(Exercise goal) Locate the string "localhost" in the listing below. Copy every line where it is found.

(Data section)
★ ★ ★ ★ ★ ★ ★

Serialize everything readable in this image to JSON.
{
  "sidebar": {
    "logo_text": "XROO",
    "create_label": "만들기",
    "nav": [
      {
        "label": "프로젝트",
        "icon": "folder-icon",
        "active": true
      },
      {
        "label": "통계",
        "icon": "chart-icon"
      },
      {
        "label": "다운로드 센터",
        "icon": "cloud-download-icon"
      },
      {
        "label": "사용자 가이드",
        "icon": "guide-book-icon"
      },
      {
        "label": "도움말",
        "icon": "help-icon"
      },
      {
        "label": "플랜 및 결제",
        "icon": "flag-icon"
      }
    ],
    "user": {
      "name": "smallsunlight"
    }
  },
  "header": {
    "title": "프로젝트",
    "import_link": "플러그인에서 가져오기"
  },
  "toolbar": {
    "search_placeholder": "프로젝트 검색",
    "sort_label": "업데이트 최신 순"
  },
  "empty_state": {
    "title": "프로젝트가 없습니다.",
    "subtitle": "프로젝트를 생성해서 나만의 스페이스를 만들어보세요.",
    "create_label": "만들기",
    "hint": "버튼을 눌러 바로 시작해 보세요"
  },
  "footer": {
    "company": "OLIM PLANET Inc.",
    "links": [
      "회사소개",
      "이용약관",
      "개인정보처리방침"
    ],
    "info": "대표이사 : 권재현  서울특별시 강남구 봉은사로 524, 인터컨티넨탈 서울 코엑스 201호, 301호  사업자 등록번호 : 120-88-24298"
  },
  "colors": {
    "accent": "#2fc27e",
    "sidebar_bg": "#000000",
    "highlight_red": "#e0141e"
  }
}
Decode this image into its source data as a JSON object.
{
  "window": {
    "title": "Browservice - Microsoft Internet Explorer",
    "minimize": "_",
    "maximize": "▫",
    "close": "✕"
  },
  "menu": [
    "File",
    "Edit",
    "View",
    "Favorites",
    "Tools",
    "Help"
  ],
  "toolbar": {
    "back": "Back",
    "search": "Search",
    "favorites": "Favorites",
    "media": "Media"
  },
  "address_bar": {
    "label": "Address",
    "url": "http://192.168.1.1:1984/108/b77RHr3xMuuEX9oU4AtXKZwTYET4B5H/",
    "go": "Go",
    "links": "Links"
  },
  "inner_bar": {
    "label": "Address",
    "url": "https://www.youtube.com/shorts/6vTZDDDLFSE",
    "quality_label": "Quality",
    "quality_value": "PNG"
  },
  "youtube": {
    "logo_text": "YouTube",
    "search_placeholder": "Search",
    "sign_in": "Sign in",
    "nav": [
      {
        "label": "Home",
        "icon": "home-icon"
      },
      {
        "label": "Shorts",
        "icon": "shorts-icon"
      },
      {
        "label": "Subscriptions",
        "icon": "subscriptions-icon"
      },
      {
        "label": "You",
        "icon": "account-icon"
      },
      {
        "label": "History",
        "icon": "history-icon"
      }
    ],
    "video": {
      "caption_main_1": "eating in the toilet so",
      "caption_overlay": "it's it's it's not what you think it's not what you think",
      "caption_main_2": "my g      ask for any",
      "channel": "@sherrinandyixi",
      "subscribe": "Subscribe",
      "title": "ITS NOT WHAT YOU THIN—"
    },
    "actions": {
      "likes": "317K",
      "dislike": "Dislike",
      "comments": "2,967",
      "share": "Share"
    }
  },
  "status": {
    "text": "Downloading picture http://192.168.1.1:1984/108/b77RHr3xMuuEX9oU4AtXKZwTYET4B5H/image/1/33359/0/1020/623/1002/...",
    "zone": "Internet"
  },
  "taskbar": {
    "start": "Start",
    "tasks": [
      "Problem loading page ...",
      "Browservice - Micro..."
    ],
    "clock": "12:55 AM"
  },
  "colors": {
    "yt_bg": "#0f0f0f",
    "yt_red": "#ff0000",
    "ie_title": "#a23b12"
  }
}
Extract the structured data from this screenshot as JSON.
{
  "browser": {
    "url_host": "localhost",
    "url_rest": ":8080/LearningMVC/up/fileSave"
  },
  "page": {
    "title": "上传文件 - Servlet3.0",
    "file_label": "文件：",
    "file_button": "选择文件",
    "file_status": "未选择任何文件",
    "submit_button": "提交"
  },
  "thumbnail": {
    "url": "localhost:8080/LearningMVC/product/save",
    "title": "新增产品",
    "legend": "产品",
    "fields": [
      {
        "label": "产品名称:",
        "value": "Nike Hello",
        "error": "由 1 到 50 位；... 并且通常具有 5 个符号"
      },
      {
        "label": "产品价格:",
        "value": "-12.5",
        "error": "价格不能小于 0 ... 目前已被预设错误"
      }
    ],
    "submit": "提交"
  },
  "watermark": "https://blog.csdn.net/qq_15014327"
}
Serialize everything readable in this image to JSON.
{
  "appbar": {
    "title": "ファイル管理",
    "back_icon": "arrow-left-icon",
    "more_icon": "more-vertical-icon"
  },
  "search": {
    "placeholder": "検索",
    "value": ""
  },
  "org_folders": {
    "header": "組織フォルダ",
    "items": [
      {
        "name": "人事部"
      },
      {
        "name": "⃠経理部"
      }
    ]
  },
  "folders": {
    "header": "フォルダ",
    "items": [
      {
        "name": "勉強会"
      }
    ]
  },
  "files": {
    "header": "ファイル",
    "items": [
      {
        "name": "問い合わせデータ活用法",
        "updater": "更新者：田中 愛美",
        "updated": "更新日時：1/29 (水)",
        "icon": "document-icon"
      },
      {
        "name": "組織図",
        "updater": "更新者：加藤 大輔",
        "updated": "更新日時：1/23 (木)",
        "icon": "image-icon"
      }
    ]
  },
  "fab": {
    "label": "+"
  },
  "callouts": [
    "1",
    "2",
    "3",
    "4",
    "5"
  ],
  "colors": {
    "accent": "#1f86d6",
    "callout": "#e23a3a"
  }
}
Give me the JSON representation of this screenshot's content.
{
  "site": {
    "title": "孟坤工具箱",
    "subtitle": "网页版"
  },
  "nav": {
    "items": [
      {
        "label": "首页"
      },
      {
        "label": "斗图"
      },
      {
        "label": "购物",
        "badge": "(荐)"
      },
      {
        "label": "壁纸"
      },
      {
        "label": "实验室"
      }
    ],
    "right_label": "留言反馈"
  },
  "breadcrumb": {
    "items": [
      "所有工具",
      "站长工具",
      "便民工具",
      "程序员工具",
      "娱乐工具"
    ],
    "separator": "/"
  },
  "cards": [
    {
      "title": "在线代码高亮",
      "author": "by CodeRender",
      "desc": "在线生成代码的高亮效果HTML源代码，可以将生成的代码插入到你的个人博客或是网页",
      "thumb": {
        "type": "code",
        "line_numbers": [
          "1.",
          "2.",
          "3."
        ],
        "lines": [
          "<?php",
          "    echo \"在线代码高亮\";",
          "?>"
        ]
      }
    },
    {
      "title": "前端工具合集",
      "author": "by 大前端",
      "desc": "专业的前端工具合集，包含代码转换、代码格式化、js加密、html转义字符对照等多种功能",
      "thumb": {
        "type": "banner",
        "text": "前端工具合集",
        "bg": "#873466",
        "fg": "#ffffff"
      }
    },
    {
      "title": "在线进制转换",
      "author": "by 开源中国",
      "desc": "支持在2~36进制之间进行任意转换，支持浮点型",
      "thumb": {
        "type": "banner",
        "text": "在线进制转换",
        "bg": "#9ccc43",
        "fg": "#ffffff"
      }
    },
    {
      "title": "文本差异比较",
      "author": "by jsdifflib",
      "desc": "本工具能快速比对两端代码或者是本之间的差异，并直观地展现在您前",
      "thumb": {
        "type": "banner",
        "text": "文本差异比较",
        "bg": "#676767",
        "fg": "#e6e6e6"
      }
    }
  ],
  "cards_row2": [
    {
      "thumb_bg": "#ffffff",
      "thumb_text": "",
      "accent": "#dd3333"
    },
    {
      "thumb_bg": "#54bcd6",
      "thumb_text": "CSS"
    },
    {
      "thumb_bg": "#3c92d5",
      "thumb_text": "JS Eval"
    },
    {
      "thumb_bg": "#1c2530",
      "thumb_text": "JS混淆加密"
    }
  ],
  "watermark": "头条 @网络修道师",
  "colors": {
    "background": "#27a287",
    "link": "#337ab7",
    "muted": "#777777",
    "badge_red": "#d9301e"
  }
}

★ ★ ★ ★ ★ ★ ★

(Written solution)
    "url_host": "localhost",
    "url": "localhost:8080/LearningMVC/product/save",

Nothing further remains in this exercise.